- [Given exercise]:
Pull each line holding "title" out of the entries below.

::::::::

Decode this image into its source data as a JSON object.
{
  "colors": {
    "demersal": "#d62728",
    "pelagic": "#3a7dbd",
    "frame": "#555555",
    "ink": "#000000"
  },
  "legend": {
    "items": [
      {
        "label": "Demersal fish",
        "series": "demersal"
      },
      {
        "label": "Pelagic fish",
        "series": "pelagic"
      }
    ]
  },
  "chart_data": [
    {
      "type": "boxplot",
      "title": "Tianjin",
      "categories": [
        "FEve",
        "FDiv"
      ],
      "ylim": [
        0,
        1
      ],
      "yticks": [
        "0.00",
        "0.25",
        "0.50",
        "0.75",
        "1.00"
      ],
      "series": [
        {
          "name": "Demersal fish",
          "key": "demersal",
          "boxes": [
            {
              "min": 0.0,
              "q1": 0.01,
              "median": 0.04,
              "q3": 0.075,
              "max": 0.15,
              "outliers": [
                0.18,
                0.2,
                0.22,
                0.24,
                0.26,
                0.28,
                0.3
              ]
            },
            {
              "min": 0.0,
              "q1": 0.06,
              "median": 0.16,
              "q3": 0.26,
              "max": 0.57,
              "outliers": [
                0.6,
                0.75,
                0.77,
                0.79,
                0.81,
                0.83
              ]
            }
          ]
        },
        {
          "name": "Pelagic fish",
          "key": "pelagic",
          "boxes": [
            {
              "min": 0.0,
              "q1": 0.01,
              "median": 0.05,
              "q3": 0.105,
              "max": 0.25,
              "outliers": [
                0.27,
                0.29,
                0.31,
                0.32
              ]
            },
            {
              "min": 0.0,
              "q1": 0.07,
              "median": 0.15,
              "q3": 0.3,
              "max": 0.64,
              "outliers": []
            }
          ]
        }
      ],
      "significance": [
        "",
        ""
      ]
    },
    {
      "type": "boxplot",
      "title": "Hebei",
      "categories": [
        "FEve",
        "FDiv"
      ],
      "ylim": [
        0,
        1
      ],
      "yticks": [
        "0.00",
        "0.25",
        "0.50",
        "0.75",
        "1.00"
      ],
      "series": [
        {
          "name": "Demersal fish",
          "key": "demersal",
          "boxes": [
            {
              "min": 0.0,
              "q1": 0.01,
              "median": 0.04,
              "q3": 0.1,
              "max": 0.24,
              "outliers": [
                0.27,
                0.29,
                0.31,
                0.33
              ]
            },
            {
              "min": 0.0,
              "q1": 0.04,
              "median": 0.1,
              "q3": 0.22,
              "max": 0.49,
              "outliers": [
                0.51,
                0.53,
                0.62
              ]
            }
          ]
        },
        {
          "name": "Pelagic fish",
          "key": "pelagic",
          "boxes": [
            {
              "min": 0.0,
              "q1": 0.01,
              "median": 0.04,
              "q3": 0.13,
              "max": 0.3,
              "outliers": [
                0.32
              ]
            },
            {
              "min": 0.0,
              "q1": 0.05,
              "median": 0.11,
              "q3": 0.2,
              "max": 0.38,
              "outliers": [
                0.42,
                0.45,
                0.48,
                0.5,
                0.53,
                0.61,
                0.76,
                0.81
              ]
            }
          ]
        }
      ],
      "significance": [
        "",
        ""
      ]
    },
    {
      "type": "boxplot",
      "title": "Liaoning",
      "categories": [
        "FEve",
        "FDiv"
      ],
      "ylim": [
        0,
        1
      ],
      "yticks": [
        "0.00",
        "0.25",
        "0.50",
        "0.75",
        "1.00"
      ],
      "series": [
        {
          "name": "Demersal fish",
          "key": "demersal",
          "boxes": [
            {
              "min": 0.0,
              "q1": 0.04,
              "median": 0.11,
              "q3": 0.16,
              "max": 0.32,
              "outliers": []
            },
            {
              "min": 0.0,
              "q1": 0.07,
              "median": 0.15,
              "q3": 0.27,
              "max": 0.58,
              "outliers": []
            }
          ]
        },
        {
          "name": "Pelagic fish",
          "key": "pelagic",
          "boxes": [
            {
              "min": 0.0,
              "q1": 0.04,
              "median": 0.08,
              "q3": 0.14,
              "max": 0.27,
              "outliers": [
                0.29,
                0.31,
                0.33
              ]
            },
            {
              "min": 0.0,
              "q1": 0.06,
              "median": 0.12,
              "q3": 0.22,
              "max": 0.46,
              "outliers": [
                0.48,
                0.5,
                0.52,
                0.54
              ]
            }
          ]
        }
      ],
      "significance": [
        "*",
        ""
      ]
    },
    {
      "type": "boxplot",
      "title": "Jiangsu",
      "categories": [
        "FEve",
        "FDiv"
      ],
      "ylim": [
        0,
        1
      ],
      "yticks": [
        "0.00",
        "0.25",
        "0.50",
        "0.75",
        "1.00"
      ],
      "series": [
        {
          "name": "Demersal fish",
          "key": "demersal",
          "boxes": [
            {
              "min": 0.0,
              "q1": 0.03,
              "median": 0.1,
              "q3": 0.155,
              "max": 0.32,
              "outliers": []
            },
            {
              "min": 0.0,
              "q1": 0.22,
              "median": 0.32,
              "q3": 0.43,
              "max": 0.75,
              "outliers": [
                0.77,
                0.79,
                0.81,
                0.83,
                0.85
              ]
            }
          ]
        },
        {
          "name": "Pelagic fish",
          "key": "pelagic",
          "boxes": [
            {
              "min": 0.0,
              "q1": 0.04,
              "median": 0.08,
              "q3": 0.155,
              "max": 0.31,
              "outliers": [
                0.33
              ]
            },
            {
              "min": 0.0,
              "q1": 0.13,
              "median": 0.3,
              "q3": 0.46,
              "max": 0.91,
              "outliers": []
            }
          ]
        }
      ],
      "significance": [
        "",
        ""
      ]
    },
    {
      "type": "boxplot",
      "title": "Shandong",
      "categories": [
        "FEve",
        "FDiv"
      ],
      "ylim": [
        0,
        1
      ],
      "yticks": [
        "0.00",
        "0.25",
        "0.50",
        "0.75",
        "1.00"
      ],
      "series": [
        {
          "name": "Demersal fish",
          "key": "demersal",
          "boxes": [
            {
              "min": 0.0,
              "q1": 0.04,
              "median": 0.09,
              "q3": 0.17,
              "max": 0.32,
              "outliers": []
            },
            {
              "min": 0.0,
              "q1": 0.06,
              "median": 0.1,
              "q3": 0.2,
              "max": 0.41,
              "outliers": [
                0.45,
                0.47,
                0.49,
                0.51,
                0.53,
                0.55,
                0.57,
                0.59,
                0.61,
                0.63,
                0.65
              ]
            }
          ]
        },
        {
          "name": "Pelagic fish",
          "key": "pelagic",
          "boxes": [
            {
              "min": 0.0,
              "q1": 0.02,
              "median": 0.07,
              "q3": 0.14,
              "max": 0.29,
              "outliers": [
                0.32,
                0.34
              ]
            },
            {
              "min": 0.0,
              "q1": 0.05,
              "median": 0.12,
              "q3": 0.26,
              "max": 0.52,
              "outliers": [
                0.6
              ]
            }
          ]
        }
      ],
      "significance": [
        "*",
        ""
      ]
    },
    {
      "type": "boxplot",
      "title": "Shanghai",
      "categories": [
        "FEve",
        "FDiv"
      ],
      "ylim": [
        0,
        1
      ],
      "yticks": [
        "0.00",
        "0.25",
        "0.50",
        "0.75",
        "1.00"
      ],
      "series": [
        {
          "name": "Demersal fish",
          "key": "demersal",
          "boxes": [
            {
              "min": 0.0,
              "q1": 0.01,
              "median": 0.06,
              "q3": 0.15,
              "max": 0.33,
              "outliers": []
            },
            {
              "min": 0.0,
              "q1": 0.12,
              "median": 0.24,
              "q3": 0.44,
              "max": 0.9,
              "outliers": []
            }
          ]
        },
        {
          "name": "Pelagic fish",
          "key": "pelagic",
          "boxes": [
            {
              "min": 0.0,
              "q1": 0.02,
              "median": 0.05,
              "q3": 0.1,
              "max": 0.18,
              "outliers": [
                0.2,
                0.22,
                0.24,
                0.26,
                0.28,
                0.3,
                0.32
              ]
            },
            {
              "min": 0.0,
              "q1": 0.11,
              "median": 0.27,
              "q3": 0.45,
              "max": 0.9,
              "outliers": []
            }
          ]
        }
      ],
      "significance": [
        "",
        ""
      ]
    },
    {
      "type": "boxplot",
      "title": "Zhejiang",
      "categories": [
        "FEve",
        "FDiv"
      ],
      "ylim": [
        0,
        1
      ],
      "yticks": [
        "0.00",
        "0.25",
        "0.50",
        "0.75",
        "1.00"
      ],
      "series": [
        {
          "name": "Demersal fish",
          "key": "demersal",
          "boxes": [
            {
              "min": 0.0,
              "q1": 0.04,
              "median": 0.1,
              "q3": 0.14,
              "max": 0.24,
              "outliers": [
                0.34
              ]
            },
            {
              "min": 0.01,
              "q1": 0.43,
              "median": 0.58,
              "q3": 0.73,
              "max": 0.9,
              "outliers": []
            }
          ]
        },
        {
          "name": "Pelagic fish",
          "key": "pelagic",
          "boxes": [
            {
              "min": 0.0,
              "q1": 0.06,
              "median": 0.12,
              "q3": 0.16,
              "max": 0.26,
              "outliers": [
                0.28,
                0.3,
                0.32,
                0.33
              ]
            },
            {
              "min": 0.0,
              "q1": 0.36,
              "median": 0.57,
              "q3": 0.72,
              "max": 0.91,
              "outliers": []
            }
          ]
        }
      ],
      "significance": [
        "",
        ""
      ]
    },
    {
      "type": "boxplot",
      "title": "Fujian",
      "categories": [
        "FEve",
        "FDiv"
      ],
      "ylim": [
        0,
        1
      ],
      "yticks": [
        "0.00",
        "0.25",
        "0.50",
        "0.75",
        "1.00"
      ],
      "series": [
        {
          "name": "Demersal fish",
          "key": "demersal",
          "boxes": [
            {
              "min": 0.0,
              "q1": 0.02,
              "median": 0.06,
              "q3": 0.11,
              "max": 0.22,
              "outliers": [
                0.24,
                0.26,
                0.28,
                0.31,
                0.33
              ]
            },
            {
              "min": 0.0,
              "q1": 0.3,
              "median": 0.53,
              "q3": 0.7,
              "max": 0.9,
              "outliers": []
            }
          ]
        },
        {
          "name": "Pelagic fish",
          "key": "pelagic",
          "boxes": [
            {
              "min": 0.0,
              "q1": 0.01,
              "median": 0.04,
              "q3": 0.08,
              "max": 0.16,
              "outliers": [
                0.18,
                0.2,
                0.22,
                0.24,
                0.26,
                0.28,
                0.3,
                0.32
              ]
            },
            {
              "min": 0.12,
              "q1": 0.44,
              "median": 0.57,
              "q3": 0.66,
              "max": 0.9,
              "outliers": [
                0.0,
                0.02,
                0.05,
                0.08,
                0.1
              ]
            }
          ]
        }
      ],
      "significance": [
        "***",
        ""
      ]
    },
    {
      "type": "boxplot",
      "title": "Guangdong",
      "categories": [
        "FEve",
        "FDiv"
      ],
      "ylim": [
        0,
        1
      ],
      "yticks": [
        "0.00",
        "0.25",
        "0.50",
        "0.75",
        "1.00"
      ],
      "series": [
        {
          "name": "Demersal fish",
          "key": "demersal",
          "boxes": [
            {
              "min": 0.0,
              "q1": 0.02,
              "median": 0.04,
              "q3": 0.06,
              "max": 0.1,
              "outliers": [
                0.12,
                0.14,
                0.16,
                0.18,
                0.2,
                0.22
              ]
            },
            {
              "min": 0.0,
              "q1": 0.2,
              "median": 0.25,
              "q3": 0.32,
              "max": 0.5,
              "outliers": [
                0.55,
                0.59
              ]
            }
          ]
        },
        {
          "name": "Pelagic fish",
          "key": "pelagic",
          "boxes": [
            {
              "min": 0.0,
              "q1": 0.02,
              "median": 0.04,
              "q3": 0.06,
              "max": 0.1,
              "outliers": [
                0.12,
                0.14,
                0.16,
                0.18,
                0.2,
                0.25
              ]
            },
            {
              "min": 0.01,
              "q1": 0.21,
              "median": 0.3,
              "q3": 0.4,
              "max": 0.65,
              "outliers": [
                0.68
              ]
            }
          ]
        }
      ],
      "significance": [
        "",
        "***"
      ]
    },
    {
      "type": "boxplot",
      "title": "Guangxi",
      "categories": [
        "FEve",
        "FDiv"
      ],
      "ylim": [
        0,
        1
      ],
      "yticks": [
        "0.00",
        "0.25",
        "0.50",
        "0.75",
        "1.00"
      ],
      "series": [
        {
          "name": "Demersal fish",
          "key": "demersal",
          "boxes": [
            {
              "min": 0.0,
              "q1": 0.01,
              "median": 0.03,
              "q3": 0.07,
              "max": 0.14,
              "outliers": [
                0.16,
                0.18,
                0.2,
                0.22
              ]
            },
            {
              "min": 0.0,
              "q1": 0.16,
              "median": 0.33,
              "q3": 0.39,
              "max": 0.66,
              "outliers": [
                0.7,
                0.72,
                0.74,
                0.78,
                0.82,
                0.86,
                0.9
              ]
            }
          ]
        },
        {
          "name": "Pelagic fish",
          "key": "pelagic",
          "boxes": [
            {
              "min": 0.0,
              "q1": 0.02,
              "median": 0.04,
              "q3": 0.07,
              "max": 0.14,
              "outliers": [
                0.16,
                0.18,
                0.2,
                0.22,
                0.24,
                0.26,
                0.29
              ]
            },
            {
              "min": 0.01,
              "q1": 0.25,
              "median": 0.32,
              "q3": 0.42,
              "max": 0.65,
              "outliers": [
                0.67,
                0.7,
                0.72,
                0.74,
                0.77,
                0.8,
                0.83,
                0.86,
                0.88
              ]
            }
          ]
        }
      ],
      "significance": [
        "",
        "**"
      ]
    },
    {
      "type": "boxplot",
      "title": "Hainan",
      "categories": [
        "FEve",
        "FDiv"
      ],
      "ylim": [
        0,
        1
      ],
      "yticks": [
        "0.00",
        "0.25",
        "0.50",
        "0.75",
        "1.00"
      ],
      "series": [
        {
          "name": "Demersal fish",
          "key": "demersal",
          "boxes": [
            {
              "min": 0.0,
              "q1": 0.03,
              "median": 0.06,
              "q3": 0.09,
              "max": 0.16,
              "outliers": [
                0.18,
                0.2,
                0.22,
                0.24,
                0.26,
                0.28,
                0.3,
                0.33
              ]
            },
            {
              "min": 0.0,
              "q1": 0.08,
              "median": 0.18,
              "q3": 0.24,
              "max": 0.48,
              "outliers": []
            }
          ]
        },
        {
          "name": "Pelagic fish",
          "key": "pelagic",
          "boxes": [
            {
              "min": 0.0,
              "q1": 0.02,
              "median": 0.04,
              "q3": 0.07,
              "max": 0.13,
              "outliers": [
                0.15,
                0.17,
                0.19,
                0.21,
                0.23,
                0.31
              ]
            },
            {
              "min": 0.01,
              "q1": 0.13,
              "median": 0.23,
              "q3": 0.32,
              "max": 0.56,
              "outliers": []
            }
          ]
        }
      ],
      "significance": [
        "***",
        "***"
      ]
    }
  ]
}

::::::::

- [Answer for the task]:
      "title": "Tianjin",
      "title": "Hebei",
      "title": "Liaoning",
      "title": "Jiangsu",
      "title": "Shandong",
      "title": "Shanghai",
      "title": "Zhejiang",
      "title": "Fujian",
      "title": "Guangdong",
      "title": "Guangxi",
      "title": "Hainan",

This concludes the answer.